■ Objective ■
Quote every entry word for word.

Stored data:
----------

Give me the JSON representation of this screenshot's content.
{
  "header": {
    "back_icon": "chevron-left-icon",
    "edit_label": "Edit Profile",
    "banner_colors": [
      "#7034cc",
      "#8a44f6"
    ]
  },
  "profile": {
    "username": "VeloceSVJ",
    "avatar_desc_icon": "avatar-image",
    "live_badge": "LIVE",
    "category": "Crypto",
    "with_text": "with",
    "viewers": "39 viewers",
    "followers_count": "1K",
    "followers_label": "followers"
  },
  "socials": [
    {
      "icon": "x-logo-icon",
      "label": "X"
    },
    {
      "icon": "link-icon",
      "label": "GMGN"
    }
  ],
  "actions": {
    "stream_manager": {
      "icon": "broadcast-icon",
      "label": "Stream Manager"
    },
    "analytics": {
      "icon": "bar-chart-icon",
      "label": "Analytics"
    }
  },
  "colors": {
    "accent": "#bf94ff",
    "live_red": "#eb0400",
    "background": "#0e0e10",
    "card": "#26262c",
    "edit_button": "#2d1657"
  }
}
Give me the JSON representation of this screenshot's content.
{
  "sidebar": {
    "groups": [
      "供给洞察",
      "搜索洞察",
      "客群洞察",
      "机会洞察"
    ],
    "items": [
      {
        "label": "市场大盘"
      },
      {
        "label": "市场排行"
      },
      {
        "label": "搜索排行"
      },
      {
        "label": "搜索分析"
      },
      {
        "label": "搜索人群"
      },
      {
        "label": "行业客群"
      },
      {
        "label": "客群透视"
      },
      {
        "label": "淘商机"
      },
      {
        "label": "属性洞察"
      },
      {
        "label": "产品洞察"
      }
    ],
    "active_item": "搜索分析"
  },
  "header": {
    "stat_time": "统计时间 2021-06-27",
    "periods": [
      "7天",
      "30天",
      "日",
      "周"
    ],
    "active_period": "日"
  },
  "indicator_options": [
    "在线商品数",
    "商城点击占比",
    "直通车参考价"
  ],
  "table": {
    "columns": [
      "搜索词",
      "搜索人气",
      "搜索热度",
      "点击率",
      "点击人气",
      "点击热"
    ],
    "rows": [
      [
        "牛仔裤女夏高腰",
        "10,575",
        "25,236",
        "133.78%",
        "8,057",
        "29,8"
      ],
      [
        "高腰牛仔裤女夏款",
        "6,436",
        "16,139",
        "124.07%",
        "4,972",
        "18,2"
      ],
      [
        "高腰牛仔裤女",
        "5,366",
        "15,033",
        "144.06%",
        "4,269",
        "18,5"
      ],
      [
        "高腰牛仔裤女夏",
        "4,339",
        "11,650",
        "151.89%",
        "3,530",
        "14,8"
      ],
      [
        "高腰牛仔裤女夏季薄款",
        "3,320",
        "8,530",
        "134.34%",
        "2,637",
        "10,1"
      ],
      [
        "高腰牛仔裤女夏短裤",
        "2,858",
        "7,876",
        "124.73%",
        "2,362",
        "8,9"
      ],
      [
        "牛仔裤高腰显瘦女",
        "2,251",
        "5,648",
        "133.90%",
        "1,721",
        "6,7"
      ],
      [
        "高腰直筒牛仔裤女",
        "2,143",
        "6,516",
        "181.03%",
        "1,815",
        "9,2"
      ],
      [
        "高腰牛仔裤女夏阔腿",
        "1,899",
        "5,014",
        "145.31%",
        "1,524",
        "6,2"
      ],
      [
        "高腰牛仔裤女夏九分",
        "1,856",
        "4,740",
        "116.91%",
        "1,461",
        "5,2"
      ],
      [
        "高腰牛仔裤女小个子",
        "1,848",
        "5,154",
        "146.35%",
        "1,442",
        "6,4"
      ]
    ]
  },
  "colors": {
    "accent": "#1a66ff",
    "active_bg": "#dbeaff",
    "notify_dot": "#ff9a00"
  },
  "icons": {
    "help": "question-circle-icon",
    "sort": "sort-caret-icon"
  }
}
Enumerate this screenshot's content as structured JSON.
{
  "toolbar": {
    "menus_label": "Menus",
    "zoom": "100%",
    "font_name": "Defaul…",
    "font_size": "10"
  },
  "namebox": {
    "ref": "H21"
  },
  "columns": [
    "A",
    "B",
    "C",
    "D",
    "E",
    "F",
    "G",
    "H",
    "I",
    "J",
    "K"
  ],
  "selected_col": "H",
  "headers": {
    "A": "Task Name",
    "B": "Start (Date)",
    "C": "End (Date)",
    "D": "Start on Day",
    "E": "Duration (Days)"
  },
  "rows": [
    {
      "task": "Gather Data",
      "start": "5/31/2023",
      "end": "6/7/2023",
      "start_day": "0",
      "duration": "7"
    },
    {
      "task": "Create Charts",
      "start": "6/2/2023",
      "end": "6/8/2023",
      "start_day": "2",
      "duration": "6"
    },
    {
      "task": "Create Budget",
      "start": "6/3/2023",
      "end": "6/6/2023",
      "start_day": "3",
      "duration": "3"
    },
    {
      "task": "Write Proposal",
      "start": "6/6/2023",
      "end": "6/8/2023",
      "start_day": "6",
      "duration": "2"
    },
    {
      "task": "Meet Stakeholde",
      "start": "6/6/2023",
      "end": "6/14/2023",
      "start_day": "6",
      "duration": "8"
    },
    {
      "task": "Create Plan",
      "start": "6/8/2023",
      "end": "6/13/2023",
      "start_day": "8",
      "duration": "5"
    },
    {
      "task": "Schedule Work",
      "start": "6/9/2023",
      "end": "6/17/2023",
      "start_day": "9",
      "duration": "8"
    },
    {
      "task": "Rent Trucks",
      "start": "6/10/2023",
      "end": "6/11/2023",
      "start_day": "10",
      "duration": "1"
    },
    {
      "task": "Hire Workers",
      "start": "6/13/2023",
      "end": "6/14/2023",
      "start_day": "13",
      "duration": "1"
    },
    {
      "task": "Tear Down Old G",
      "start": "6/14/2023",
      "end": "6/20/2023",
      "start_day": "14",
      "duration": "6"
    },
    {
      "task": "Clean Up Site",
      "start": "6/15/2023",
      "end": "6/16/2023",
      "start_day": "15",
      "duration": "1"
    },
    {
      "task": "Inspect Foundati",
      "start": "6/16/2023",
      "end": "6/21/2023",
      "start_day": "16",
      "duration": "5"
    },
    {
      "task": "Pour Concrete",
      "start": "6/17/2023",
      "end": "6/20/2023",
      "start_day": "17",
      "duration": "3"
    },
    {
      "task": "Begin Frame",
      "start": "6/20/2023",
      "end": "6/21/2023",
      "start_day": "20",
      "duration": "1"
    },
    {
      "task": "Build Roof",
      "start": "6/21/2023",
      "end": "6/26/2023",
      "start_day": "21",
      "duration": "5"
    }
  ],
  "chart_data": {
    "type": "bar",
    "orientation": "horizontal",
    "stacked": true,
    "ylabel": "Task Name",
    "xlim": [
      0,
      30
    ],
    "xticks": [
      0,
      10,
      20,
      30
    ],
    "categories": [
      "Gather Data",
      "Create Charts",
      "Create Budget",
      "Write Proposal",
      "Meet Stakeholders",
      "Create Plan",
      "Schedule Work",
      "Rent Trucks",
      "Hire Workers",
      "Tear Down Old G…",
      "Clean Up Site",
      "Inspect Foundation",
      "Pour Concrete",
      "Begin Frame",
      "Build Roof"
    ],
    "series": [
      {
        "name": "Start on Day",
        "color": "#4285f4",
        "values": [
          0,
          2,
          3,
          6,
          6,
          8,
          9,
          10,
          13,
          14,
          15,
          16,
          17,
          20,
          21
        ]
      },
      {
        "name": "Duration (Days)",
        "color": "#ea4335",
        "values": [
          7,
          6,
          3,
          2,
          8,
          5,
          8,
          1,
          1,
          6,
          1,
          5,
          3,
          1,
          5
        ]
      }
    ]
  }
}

----------

■ Response ■
Give me the JSON representation of this screenshot's content.
{
  "header": {
    "back_icon": "chevron-left-icon",
    "edit_label": "Edit Profile",
    "banner_colors": [
      "#7034cc",
      "#8a44f6"
    ]
  },
  "profile": {
    "username": "VeloceSVJ",
    "avatar_desc_icon": "avatar-image",
    "live_badge": "LIVE",
    "category": "Crypto",
    "with_text": "with",
    "viewers": "39 viewers",
    "followers_count": "1K",
    "followers_label": "followers"
  },
  "socials": [
    {
      "icon": "x-logo-icon",
      "label": "X"
    },
    {
      "icon": "link-icon",
      "label": "GMGN"
    }
  ],
  "actions": {
    "stream_manager": {
      "icon": "broadcast-icon",
      "label": "Stream Manager"
    },
    "analytics": {
      "icon": "bar-chart-icon",
      "label": "Analytics"
    }
  },
  "colors": {
    "accent": "#bf94ff",
    "live_red": "#eb0400",
    "background": "#0e0e10",
    "card": "#26262c",
    "edit_button": "#2d1657"
  }
}
Give me the JSON representation of this screenshot's content.
{
  "sidebar": {
    "groups": [
      "供给洞察",
      "搜索洞察",
      "客群洞察",
      "机会洞察"
    ],
    "items": [
      {
        "label": "市场大盘"
      },
      {
        "label": "市场排行"
      },
      {
        "label": "搜索排行"
      },
      {
        "label": "搜索分析"
      },
      {
        "label": "搜索人群"
      },
      {
        "label": "行业客群"
      },
      {
        "label": "客群透视"
      },
      {
        "label": "淘商机"
      },
      {
        "label": "属性洞察"
      },
      {
        "label": "产品洞察"
      }
    ],
    "active_item": "搜索分析"
  },
  "header": {
    "stat_time": "统计时间 2021-06-27",
    "periods": [
      "7天",
      "30天",
      "日",
      "周"
    ],
    "active_period": "日"
  },
  "indicator_options": [
    "在线商品数",
    "商城点击占比",
    "直通车参考价"
  ],
  "table": {
    "columns": [
      "搜索词",
      "搜索人气",
      "搜索热度",
      "点击率",
      "点击人气",
      "点击热"
    ],
    "rows": [
      [
        "牛仔裤女夏高腰",
        "10,575",
        "25,236",
        "133.78%",
        "8,057",
        "29,8"
      ],
      [
        "高腰牛仔裤女夏款",
        "6,436",
        "16,139",
        "124.07%",
        "4,972",
        "18,2"
      ],
      [
        "高腰牛仔裤女",
        "5,366",
        "15,033",
        "144.06%",
        "4,269",
        "18,5"
      ],
      [
        "高腰牛仔裤女夏",
        "4,339",
        "11,650",
        "151.89%",
        "3,530",
        "14,8"
      ],
      [
        "高腰牛仔裤女夏季薄款",
        "3,320",
        "8,530",
        "134.34%",
        "2,637",
        "10,1"
      ],
      [
        "高腰牛仔裤女夏短裤",
        "2,858",
        "7,876",
        "124.73%",
        "2,362",
        "8,9"
      ],
      [
        "牛仔裤高腰显瘦女",
        "2,251",
        "5,648",
        "133.90%",
        "1,721",
        "6,7"
      ],
      [
        "高腰直筒牛仔裤女",
        "2,143",
        "6,516",
        "181.03%",
        "1,815",
        "9,2"
      ],
      [
        "高腰牛仔裤女夏阔腿",
        "1,899",
        "5,014",
        "145.31%",
        "1,524",
        "6,2"
      ],
      [
        "高腰牛仔裤女夏九分",
        "1,856",
        "4,740",
        "116.91%",
        "1,461",
        "5,2"
      ],
      [
        "高腰牛仔裤女小个子",
        "1,848",
        "5,154",
        "146.35%",
        "1,442",
        "6,4"
      ]
    ]
  },
  "colors": {
    "accent": "#1a66ff",
    "active_bg": "#dbeaff",
    "notify_dot": "#ff9a00"
  },
  "icons": {
    "help": "question-circle-icon",
    "sort": "sort-caret-icon"
  }
}
Enumerate this screenshot's content as structured JSON.
{
  "toolbar": {
    "menus_label": "Menus",
    "zoom": "100%",
    "font_name": "Defaul…",
    "font_size": "10"
  },
  "namebox": {
    "ref": "H21"
  },
  "columns": [
    "A",
    "B",
    "C",
    "D",
    "E",
    "F",
    "G",
    "H",
    "I",
    "J",
    "K"
  ],
  "selected_col": "H",
  "headers": {
    "A": "Task Name",
    "B": "Start (Date)",
    "C": "End (Date)",
    "D": "Start on Day",
    "E": "Duration (Days)"
  },
  "rows": [
    {
      "task": "Gather Data",
      "start": "5/31/2023",
      "end": "6/7/2023",
      "start_day": "0",
      "duration": "7"
    },
    {
      "task": "Create Charts",
      "start": "6/2/2023",
      "end": "6/8/2023",
      "start_day": "2",
      "duration": "6"
    },
    {
      "task": "Create Budget",
      "start": "6/3/2023",
      "end": "6/6/2023",
      "start_day": "3",
      "duration": "3"
    },
    {
      "task": "Write Proposal",
      "start": "6/6/2023",
      "end": "6/8/2023",
      "start_day": "6",
      "duration": "2"
    },
    {
      "task": "Meet Stakeholde",
      "start": "6/6/2023",
      "end": "6/14/2023",
      "start_day": "6",
      "duration": "8"
    },
    {
      "task": "Create Plan",
      "start": "6/8/2023",
      "end": "6/13/2023",
      "start_day": "8",
      "duration": "5"
    },
    {
      "task": "Schedule Work",
      "start": "6/9/2023",
      "end": "6/17/2023",
      "start_day": "9",
      "duration": "8"
    },
    {
      "task": "Rent Trucks",
      "start": "6/10/2023",
      "end": "6/11/2023",
      "start_day": "10",
      "duration": "1"
    },
    {
      "task": "Hire Workers",
      "start": "6/13/2023",
      "end": "6/14/2023",
      "start_day": "13",
      "duration": "1"
    },
    {
      "task": "Tear Down Old G",
      "start": "6/14/2023",
      "end": "6/20/2023",
      "start_day": "14",
      "duration": "6"
    },
    {
      "task": "Clean Up Site",
      "start": "6/15/2023",
      "end": "6/16/2023",
      "start_day": "15",
      "duration": "1"
    },
    {
      "task": "Inspect Foundati",
      "start": "6/16/2023",
      "end": "6/21/2023",
      "start_day": "16",
      "duration": "5"
    },
    {
      "task": "Pour Concrete",
      "start": "6/17/2023",
      "end": "6/20/2023",
      "start_day": "17",
      "duration": "3"
    },
    {
      "task": "Begin Frame",
      "start": "6/20/2023",
      "end": "6/21/2023",
      "start_day": "20",
      "duration": "1"
    },
    {
      "task": "Build Roof",
      "start": "6/21/2023",
      "end": "6/26/2023",
      "start_day": "21",
      "duration": "5"
    }
  ],
  "chart_data": {
    "type": "bar",
    "orientation": "horizontal",
    "stacked": true,
    "ylabel": "Task Name",
    "xlim": [
      0,
      30
    ],
    "xticks": [
      0,
      10,
      20,
      30
    ],
    "categories": [
      "Gather Data",
      "Create Charts",
      "Create Budget",
      "Write Proposal",
      "Meet Stakeholders",
      "Create Plan",
      "Schedule Work",
      "Rent Trucks",
      "Hire Workers",
      "Tear Down Old G…",
      "Clean Up Site",
      "Inspect Foundation",
      "Pour Concrete",
      "Begin Frame",
      "Build Roof"
    ],
    "series": [
      {
        "name": "Start on Day",
        "color": "#4285f4",
        "values": [
          0,
          2,
          3,
          6,
          6,
          8,
          9,
          10,
          13,
          14,
          15,
          16,
          17,
          20,
          21
        ]
      },
      {
        "name": "Duration (Days)",
        "color": "#ea4335",
        "values": [
          7,
          6,
          3,
          2,
          8,
          5,
          8,
          1,
          1,
          6,
          1,
          5,
          3,
          1,
          5
        ]
      }
    ]
  }
}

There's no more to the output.